• **Given task**
Could you quote every line of the data below verbatim, leaving out the pictures?

** Begin **

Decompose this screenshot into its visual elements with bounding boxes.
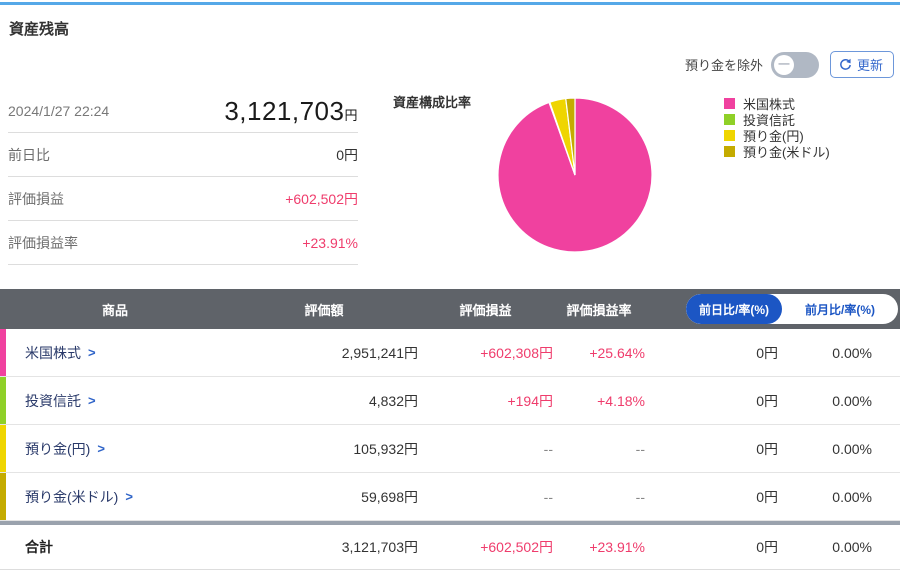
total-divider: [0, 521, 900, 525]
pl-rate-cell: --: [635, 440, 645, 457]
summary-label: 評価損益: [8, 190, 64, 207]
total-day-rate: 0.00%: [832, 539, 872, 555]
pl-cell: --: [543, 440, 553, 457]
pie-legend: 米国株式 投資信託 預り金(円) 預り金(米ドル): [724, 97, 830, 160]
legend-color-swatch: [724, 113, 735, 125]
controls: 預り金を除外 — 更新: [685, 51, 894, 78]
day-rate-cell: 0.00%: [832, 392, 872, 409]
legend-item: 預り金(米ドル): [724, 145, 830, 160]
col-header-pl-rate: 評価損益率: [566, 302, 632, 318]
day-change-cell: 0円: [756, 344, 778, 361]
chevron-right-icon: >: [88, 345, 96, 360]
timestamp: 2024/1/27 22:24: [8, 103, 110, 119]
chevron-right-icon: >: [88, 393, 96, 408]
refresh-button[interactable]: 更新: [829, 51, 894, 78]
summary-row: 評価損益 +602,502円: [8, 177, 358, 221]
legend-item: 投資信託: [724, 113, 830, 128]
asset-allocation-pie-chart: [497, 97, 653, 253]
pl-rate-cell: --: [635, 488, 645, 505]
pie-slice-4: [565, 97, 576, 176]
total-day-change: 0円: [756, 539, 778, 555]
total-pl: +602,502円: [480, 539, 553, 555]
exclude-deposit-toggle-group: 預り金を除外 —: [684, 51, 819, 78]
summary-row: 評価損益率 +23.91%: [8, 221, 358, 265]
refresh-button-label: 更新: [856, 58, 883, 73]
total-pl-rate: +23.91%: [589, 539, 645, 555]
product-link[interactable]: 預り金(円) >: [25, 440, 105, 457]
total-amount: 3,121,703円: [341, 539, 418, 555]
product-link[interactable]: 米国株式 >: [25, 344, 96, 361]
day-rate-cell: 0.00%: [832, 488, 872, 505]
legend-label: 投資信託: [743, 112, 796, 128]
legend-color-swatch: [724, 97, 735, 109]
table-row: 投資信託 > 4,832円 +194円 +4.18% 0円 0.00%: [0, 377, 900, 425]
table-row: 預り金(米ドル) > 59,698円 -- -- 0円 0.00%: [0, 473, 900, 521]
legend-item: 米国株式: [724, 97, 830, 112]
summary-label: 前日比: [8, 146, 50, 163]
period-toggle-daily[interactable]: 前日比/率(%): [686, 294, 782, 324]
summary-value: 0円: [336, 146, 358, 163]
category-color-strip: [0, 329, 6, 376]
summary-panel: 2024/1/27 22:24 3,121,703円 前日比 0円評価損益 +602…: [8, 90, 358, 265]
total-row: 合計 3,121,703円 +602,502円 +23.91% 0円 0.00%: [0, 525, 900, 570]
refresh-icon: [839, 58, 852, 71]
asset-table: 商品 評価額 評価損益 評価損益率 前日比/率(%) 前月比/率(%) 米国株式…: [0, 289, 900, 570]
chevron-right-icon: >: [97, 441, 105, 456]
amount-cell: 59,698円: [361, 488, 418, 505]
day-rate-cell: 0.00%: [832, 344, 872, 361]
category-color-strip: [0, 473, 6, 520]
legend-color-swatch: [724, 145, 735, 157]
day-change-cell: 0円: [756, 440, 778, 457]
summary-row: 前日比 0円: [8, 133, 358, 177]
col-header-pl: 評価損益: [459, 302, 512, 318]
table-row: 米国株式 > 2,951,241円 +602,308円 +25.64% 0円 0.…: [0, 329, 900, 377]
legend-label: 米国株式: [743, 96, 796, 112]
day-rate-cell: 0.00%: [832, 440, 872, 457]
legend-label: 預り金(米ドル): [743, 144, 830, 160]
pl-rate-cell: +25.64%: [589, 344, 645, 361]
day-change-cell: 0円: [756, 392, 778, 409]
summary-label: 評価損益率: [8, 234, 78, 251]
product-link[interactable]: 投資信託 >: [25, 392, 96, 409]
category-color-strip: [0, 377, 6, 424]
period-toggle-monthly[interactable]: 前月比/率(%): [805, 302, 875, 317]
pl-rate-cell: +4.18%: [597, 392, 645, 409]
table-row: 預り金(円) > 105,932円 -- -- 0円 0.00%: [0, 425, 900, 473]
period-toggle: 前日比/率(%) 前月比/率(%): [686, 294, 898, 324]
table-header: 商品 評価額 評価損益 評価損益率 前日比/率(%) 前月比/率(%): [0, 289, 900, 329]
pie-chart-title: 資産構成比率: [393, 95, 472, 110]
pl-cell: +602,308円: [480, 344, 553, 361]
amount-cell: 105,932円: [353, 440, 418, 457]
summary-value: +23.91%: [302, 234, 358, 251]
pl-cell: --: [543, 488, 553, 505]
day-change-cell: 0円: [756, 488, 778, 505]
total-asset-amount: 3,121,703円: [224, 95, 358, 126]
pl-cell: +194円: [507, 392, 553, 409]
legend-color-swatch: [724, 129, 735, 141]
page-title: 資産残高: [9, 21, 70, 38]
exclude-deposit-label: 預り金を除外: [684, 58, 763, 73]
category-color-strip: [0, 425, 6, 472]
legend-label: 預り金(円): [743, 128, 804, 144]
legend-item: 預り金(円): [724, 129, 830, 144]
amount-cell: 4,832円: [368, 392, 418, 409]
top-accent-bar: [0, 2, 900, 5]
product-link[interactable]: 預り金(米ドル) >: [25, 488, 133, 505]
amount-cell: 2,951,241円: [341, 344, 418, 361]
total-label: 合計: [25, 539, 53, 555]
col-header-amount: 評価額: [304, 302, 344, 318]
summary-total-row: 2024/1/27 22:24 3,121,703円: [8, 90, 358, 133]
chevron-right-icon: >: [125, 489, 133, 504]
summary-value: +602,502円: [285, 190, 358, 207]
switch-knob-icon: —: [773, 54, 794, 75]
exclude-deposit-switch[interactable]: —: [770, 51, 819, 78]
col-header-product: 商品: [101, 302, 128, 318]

** End **

• **Task output**
Decompose this screenshot into its visual elements with bounding boxes.
total-divider: [0, 521, 900, 525]
pl-rate-cell: --: [635, 440, 645, 457]
summary-label: 評価損益: [8, 190, 64, 207]
total-day-rate: 0.00%: [832, 539, 872, 555]
pl-cell: --: [543, 440, 553, 457]
pie-legend: 米国株式 投資信託 預り金(円) 預り金(米ドル): [724, 97, 830, 160]
legend-color-swatch: [724, 113, 735, 125]
controls: 預り金を除外 — 更新: [685, 51, 894, 78]
day-rate-cell: 0.00%: [832, 392, 872, 409]
legend-item: 預り金(米ドル): [724, 145, 830, 160]
col-header-pl-rate: 評価損益率: [566, 302, 632, 318]
day-change-cell: 0円: [756, 344, 778, 361]
chevron-right-icon: >: [88, 345, 96, 360]
timestamp: 2024/1/27 22:24: [8, 103, 110, 119]
chevron-right-icon: >: [88, 393, 96, 408]
refresh-button[interactable]: 更新: [829, 51, 894, 78]
summary-row: 評価損益 +602,502円: [8, 177, 358, 221]
legend-item: 投資信託: [724, 113, 830, 128]
asset-allocation-pie-chart: [497, 97, 653, 253]
pl-rate-cell: --: [635, 488, 645, 505]
pie-slice-4: [565, 97, 576, 176]
total-day-change: 0円: [756, 539, 778, 555]
total-pl: +602,502円: [480, 539, 553, 555]
exclude-deposit-toggle-group: 預り金を除外 —: [684, 51, 819, 78]
summary-row: 評価損益率 +23.91%: [8, 221, 358, 265]
refresh-button-label: 更新: [856, 58, 883, 73]
total-pl-rate: +23.91%: [589, 539, 645, 555]
product-link[interactable]: 預り金(円) >: [25, 440, 105, 457]
total-amount: 3,121,703円: [341, 539, 418, 555]
product-link[interactable]: 米国株式 >: [25, 344, 96, 361]
day-rate-cell: 0.00%: [832, 488, 872, 505]
legend-label: 投資信託: [743, 112, 796, 128]
legend-color-swatch: [724, 97, 735, 109]
table-row: 投資信託 > 4,832円 +194円 +4.18% 0円 0.00%: [0, 377, 900, 425]
table-row: 預り金(米ドル) > 59,698円 -- -- 0円 0.00%: [0, 473, 900, 521]
legend-item: 米国株式: [724, 97, 830, 112]
summary-label: 前日比: [8, 146, 50, 163]
period-toggle-daily[interactable]: 前日比/率(%): [686, 294, 782, 324]
summary-value: 0円: [336, 146, 358, 163]
category-color-strip: [0, 329, 6, 376]
summary-panel: 2024/1/27 22:24 3,121,703円 前日比 0円評価損益 +602…: [8, 90, 358, 265]
total-row: 合計 3,121,703円 +602,502円 +23.91% 0円 0.00%: [0, 525, 900, 570]
refresh-icon: [839, 58, 852, 71]
asset-table: 商品 評価額 評価損益 評価損益率 前日比/率(%) 前月比/率(%) 米国株式…: [0, 289, 900, 570]
chevron-right-icon: >: [97, 441, 105, 456]
amount-cell: 59,698円: [361, 488, 418, 505]
day-rate-cell: 0.00%: [832, 344, 872, 361]
category-color-strip: [0, 473, 6, 520]
legend-color-swatch: [724, 145, 735, 157]
day-change-cell: 0円: [756, 440, 778, 457]
summary-row: 前日比 0円: [8, 133, 358, 177]
col-header-pl: 評価損益: [459, 302, 512, 318]
table-row: 米国株式 > 2,951,241円 +602,308円 +25.64% 0円 0.…: [0, 329, 900, 377]
legend-label: 米国株式: [743, 96, 796, 112]
day-rate-cell: 0.00%: [832, 440, 872, 457]
legend-label: 預り金(米ドル): [743, 144, 830, 160]
pl-rate-cell: +25.64%: [589, 344, 645, 361]
day-change-cell: 0円: [756, 392, 778, 409]
summary-label: 評価損益率: [8, 234, 78, 251]
product-link[interactable]: 投資信託 >: [25, 392, 96, 409]
category-color-strip: [0, 377, 6, 424]
period-toggle-monthly[interactable]: 前月比/率(%): [805, 302, 875, 317]
pl-rate-cell: +4.18%: [597, 392, 645, 409]
table-row: 預り金(円) > 105,932円 -- -- 0円 0.00%: [0, 425, 900, 473]
period-toggle: 前日比/率(%) 前月比/率(%): [686, 294, 898, 324]
table-header: 商品 評価額 評価損益 評価損益率 前日比/率(%) 前月比/率(%): [0, 289, 900, 329]
pie-chart-title: 資産構成比率: [393, 95, 472, 110]
pl-cell: +602,308円: [480, 344, 553, 361]
amount-cell: 105,932円: [353, 440, 418, 457]
summary-value: +23.91%: [302, 234, 358, 251]
pl-cell: --: [543, 488, 553, 505]
day-change-cell: 0円: [756, 488, 778, 505]
total-asset-amount: 3,121,703円: [224, 95, 358, 126]
pl-cell: +194円: [507, 392, 553, 409]
legend-color-swatch: [724, 129, 735, 141]
page-title: 資産残高: [9, 21, 70, 38]
exclude-deposit-label: 預り金を除外: [684, 58, 763, 73]
category-color-strip: [0, 425, 6, 472]
legend-label: 預り金(円): [743, 128, 804, 144]
legend-item: 預り金(円): [724, 129, 830, 144]
amount-cell: 4,832円: [368, 392, 418, 409]
top-accent-bar: [0, 2, 900, 5]
product-link[interactable]: 預り金(米ドル) >: [25, 488, 133, 505]
amount-cell: 2,951,241円: [341, 344, 418, 361]
total-label: 合計: [25, 539, 53, 555]
col-header-amount: 評価額: [304, 302, 344, 318]
summary-total-row: 2024/1/27 22:24 3,121,703円: [8, 90, 358, 133]
chevron-right-icon: >: [125, 489, 133, 504]
summary-value: +602,502円: [285, 190, 358, 207]
switch-knob-icon: —: [773, 54, 794, 75]
exclude-deposit-switch[interactable]: —: [770, 51, 819, 78]
col-header-product: 商品: [101, 302, 128, 318]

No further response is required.